Work instructions:
1 > List every distinct user name that appears on its own line as a signature in the text about joining strings in .NET.
2 > Copy every line of the records word for word, leaving out the pictures.

In fact, your code does something which is fundamentally very functional, namely it reduces a list of strings to a single string by concatenating the list items. The only imperative thing about the code is the use of a StringBuilder.

The functional code makes this much easier, actually, because it doesn’t require a special case like your code does. Better still, .NET already has this particular operation implemented, and probably more efficient than your code1):

return String.Join(", ", ListOfResources.Select(s => s.Id.ToString()).ToArray());

(Yes, the call to ToArray() is annoying but Join is a very old method and predates LINQ.)

Of course, a “better” version of Join could be used like this:

return ListOfResources.Select(s => s.Id).Join(", ");

The implementation is rather straightforward – but once again, using the StringBuilder (for performance) makes it imperative.

public static String Join<T>(this IEnumerable<T> items, String delimiter) {
    if (items == null)
        throw new ArgumentNullException("items");
    if (delimiter == null)
        throw new ArgumentNullException("delimiter");

    var strings = items.Select(item => item.ToString()).ToList();
    if (strings.Count == 0)
        return string.Empty;

    int length = strings.Sum(str => str.Length) +
                 delimiter.Length * (strings.Count - 1);
    var result = new StringBuilder(length);

    bool first = true;

    foreach (string str in strings) {
        if (first)
            first = false;
        else
            result.Append(delimiter);
        result.Append(str);
    }

    return result.ToString();
}

1) Without having looked at the implementation in the reflector, I’d guess that String.Join makes a first pass over the strings to determine the overall length. This can be used to initialize the StringBuilder accordingly, thus saving expensive copy operations later on.

EDIT by SLaks: Here is the reference source for the relevant part of String.Join from .Net 3.5:

string jointString = FastAllocateString( jointLength );
fixed (char * pointerToJointString = &jointString.m_firstChar) {
    UnSafeCharBuffer charBuffer = new UnSafeCharBuffer( pointerToJointString, jointLength); 

    // Append the first string first and then append each following string prefixed by the separator. 
    charBuffer.AppendString( value[startIndex] ); 
    for (int stringToJoinIndex = startIndex + 1; stringToJoinIndex <= endIndex; stringToJoinIndex++) {
        charBuffer.AppendString( separator ); 
        charBuffer.AppendString( value[stringToJoinIndex] );
    }
    BCLDebug.Assert(*(pointerToJointString + charBuffer.Length) == '\0', "String must be null-terminated!");
} 
Konrad Rudolph
+1. The only sane way to handle this specific situation in a clear, concise way.
jeroenh
In .NET4, `String.Join` also takes an IEnumerable :)
JulianR
@Julian: good to hear that. *Finally*!
Konrad Rudolph
String.Join actually uses a `char[]` with some internal unsafe copy tricks to achieve even better performance.
SLaks
@SLaks: yes it does but I wanted to keep it simple and still get reasonable performance.
Konrad Rudolph
@Konrad: Since your code isn't in mscorlib, you can't use those tricks anyway. I don't think there's any way to make your code faster without using internal members.
SLaks

Provided material:
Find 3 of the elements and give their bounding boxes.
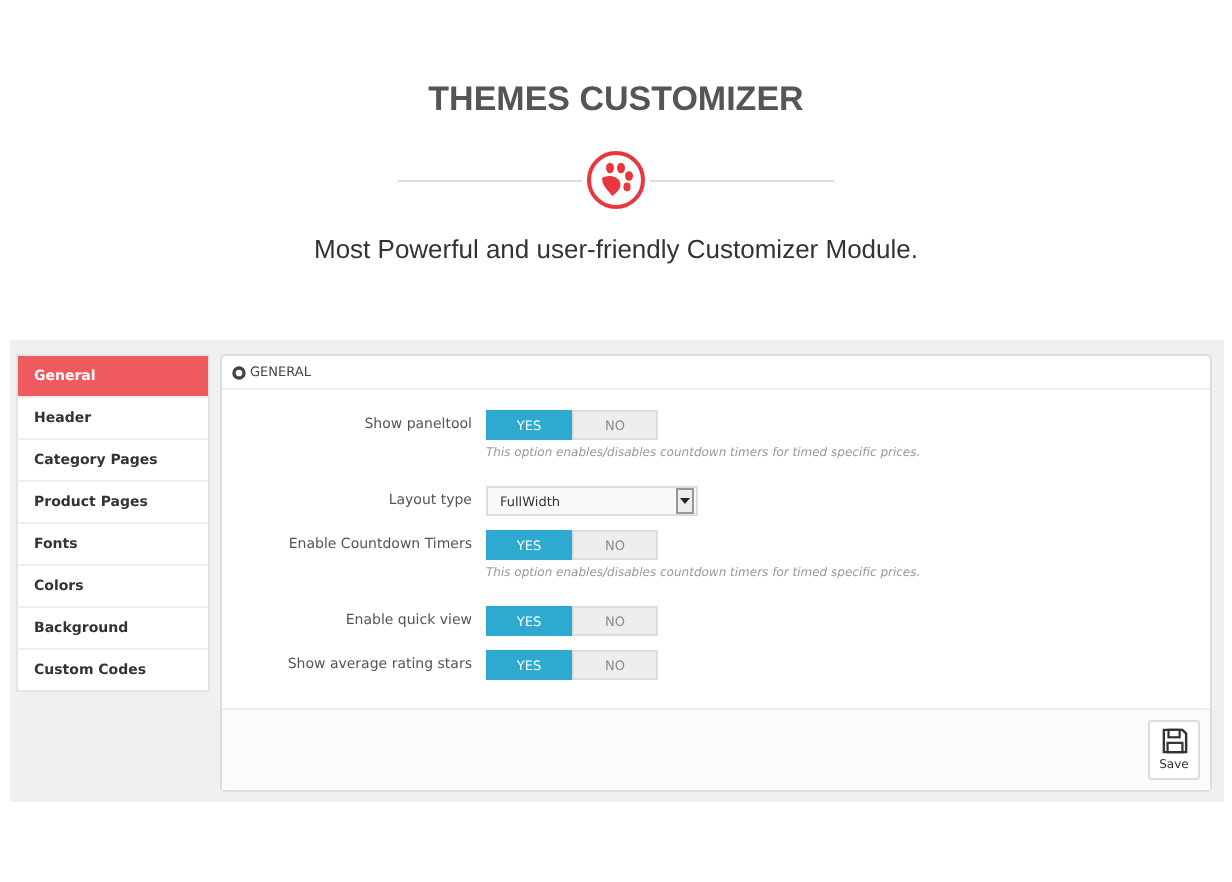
page-title: THEMES CUSTOMIZER (428, 80, 804, 120)
paw-icon (586, 150, 646, 210)
subtitle: Most Powerful and user-friendly Customizer Module. (313, 234, 918, 264)
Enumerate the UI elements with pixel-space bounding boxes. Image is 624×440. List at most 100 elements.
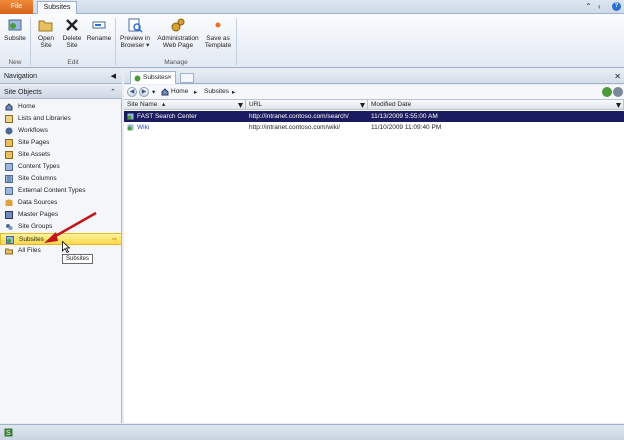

Answer list:
1 > Konrad Rudolph, jeroenh, JulianR, SLaks

2 >
Find 3 of the elements and give their bounding boxes.
page-title: THEMES CUSTOMIZER (428, 80, 804, 120)
paw-icon (586, 150, 646, 210)
subtitle: Most Powerful and user-friendly Customizer Module. (313, 234, 918, 264)
Enumerate the UI elements with pixel-space bounding boxes. Image is 624×440. List at most 100 elements.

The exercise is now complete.